Problem to solve:
Check each line of the material below for "sebelumnya", then copy the ones that contain it.

Items listed in a dataset:
———

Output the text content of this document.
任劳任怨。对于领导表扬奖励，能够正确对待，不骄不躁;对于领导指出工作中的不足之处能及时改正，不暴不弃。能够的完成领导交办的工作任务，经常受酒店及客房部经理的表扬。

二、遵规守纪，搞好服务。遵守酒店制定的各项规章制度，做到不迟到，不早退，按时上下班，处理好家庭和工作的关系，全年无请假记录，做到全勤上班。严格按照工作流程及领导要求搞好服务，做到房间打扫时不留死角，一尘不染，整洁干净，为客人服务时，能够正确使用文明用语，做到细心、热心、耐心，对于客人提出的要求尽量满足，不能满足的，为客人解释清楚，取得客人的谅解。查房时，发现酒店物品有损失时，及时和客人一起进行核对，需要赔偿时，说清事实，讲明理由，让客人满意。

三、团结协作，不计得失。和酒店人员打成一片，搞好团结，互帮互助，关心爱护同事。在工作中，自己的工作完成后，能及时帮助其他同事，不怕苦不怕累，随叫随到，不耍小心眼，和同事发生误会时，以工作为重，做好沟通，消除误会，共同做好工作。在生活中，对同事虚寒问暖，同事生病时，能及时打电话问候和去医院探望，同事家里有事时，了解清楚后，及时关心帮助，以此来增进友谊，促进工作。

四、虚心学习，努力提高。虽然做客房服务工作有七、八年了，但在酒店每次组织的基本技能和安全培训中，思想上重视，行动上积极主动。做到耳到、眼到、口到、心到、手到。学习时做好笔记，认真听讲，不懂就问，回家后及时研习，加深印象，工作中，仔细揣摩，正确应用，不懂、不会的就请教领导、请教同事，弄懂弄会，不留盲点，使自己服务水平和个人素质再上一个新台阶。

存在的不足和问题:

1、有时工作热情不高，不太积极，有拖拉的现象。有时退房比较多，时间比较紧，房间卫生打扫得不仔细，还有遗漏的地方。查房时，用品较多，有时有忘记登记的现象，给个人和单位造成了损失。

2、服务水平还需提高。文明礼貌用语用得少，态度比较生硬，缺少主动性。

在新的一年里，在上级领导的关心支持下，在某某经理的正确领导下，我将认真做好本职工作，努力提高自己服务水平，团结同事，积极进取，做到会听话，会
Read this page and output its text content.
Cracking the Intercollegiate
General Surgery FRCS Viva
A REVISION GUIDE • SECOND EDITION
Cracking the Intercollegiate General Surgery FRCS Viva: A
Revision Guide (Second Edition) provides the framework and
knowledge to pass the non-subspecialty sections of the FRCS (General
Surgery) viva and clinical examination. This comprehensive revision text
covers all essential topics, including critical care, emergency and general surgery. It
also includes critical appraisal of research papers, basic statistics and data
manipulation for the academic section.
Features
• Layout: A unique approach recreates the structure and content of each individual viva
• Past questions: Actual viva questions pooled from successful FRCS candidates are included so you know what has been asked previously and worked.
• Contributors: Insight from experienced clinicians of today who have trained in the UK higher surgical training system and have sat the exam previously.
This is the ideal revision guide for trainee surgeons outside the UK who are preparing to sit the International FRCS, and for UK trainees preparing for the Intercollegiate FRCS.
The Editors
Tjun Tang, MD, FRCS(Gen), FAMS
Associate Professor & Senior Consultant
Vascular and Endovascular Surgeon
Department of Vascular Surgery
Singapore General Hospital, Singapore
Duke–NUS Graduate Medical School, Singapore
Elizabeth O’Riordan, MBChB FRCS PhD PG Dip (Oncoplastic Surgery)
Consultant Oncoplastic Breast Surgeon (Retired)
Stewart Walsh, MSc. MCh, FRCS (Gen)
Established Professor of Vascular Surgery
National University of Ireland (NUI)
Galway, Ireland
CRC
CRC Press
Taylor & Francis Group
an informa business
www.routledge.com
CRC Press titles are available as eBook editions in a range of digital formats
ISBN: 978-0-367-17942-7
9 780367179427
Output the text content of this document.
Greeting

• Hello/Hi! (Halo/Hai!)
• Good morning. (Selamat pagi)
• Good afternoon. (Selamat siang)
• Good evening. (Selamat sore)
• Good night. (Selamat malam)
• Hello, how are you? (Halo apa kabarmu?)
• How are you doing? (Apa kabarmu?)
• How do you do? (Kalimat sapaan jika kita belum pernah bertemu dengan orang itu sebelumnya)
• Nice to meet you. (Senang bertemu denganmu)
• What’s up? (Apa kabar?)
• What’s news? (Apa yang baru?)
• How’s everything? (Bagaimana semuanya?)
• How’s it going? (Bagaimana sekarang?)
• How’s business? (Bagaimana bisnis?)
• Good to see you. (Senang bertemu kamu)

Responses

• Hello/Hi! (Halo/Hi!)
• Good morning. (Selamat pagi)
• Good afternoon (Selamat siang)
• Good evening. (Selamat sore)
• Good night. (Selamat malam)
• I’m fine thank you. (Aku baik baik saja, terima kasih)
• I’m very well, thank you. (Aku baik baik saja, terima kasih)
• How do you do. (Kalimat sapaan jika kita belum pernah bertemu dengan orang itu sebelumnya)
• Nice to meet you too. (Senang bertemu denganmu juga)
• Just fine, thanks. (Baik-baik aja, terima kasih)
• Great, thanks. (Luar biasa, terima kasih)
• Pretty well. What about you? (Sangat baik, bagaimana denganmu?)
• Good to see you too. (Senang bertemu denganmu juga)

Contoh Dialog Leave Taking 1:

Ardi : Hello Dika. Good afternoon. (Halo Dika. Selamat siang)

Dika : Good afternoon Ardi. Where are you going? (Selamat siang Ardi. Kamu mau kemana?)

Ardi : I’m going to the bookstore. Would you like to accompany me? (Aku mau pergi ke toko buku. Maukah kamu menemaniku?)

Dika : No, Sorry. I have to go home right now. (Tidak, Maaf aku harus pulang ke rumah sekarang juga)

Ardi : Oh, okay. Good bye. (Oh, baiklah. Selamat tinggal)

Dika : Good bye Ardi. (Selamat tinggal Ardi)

———

Expected answer:
• How do you do? (Kalimat sapaan jika kita belum pernah bertemu dengan orang itu sebelumnya)
• How do you do. (Kalimat sapaan jika kita belum pernah bertemu dengan orang itu sebelumnya)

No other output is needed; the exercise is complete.